* **Stated task**: Switch "bbox" to "bounding box" in the entries from the first line through the line holding "391, 198, 407]", inclusive, and write those lines out again with all else unchanged.

Spatial layout data:
*****
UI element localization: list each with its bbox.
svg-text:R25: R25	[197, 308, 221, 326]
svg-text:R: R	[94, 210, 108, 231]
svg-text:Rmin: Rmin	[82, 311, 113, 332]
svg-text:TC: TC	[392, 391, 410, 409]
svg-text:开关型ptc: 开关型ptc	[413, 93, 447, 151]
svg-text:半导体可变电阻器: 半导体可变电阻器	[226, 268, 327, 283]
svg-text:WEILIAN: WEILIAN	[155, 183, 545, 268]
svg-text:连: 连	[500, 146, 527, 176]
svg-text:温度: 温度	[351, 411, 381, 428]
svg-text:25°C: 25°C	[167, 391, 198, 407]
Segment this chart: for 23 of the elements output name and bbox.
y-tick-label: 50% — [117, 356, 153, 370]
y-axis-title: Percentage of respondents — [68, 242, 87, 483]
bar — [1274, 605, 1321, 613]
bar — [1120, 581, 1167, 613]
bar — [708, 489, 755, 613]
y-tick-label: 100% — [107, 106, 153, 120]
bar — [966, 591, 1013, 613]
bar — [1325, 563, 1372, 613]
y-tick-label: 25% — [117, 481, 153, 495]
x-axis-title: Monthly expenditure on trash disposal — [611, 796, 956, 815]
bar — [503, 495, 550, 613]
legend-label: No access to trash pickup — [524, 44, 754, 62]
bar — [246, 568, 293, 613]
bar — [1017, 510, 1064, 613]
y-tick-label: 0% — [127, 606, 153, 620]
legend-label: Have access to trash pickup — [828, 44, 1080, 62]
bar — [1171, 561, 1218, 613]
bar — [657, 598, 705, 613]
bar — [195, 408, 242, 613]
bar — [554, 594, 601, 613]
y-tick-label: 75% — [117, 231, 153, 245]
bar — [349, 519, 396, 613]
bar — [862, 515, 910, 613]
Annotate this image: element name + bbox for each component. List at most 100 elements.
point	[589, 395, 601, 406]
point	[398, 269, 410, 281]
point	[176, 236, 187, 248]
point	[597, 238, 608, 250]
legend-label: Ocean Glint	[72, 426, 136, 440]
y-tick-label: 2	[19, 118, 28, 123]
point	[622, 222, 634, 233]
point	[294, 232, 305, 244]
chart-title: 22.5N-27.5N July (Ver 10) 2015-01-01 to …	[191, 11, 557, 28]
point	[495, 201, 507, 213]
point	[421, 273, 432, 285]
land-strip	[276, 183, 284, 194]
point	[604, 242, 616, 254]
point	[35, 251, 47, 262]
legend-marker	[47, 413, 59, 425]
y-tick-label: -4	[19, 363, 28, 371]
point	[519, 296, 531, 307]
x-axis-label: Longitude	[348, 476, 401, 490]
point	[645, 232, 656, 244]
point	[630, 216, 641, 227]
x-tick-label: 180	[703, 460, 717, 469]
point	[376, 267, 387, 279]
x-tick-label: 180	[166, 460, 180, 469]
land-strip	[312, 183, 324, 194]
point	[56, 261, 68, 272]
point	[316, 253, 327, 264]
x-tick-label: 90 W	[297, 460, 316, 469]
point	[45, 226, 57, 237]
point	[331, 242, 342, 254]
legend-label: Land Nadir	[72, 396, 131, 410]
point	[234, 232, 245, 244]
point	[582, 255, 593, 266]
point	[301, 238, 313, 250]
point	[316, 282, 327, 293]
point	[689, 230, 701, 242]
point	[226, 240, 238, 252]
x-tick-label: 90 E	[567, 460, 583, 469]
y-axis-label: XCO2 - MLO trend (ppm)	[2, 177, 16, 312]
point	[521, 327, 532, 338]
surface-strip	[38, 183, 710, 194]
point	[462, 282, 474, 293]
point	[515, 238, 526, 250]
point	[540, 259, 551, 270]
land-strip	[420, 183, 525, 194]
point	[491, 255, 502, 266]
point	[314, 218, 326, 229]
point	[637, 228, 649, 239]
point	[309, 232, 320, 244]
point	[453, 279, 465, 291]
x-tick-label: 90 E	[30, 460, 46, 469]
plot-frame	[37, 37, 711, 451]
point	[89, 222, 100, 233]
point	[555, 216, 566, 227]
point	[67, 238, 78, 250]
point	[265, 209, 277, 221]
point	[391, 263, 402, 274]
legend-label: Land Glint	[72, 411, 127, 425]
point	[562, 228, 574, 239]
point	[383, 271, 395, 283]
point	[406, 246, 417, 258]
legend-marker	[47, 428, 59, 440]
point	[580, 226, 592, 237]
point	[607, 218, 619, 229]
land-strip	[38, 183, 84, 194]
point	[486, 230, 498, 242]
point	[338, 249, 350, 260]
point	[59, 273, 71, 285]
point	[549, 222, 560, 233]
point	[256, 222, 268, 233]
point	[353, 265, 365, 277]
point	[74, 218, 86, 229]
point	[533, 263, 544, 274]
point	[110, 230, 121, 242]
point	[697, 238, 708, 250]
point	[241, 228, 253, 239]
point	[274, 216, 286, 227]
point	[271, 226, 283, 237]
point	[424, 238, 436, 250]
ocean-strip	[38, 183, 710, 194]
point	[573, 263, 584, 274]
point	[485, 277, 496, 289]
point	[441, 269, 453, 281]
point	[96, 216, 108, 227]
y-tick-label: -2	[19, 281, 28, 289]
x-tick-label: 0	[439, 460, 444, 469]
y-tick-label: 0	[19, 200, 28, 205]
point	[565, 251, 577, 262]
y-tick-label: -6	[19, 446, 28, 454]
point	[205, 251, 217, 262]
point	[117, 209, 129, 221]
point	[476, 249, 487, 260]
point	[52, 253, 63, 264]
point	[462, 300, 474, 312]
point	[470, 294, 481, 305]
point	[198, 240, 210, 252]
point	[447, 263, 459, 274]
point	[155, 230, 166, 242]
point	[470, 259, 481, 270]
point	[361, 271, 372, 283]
*****
* **Problem solution**:
UI element localization: list each with its bounding box.
svg-text:R25: R25	[197, 308, 221, 326]
svg-text:R: R	[94, 210, 108, 231]
svg-text:Rmin: Rmin	[82, 311, 113, 332]
svg-text:TC: TC	[392, 391, 410, 409]
svg-text:开关型ptc: 开关型ptc	[413, 93, 447, 151]
svg-text:半导体可变电阻器: 半导体可变电阻器	[226, 268, 327, 283]
svg-text:WEILIAN: WEILIAN	[155, 183, 545, 268]
svg-text:连: 连	[500, 146, 527, 176]
svg-text:温度: 温度	[351, 411, 381, 428]
svg-text:25°C: 25°C	[167, 391, 198, 407]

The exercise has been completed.